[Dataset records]
***
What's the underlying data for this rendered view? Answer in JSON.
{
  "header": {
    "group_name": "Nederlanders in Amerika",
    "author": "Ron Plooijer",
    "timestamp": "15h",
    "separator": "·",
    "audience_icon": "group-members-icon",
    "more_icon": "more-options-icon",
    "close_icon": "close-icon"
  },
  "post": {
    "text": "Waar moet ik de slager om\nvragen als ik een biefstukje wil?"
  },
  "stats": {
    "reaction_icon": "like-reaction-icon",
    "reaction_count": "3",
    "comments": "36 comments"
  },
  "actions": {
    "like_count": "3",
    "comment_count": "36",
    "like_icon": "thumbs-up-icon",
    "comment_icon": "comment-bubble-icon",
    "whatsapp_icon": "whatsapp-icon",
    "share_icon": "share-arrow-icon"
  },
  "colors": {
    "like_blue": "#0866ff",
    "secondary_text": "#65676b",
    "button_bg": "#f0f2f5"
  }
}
***
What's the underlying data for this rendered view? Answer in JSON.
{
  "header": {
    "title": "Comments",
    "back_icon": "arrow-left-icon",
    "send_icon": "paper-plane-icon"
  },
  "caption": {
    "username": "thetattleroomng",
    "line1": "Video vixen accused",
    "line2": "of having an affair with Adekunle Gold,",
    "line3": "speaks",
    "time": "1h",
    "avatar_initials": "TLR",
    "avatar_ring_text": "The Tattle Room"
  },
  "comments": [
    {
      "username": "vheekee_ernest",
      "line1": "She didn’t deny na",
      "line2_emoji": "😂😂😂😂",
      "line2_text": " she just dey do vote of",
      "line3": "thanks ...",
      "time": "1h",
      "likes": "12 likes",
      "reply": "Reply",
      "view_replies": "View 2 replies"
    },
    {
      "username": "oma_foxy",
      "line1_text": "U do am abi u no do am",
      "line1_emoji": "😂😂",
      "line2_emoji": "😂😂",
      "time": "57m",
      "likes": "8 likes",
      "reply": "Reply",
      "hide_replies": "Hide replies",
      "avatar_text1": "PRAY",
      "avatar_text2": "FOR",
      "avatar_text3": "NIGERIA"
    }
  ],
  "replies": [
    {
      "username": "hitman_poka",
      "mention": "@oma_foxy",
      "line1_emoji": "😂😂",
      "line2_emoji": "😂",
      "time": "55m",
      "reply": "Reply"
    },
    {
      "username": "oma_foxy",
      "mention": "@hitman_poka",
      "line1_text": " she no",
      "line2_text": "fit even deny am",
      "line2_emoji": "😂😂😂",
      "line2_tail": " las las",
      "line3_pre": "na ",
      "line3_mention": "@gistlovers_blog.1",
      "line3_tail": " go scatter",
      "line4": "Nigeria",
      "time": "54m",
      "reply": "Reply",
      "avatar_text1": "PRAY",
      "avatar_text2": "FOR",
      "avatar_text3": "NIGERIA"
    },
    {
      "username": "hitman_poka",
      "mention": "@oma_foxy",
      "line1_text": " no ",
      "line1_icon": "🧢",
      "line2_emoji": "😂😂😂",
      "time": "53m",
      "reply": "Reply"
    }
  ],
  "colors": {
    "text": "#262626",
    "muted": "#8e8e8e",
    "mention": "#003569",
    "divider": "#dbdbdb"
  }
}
***
In the listing, find every line containing the word "arrow" and list it.

▶ _Worked answer_
    "share_icon": "share-arrow-icon"
    "back_icon": "arrow-left-icon",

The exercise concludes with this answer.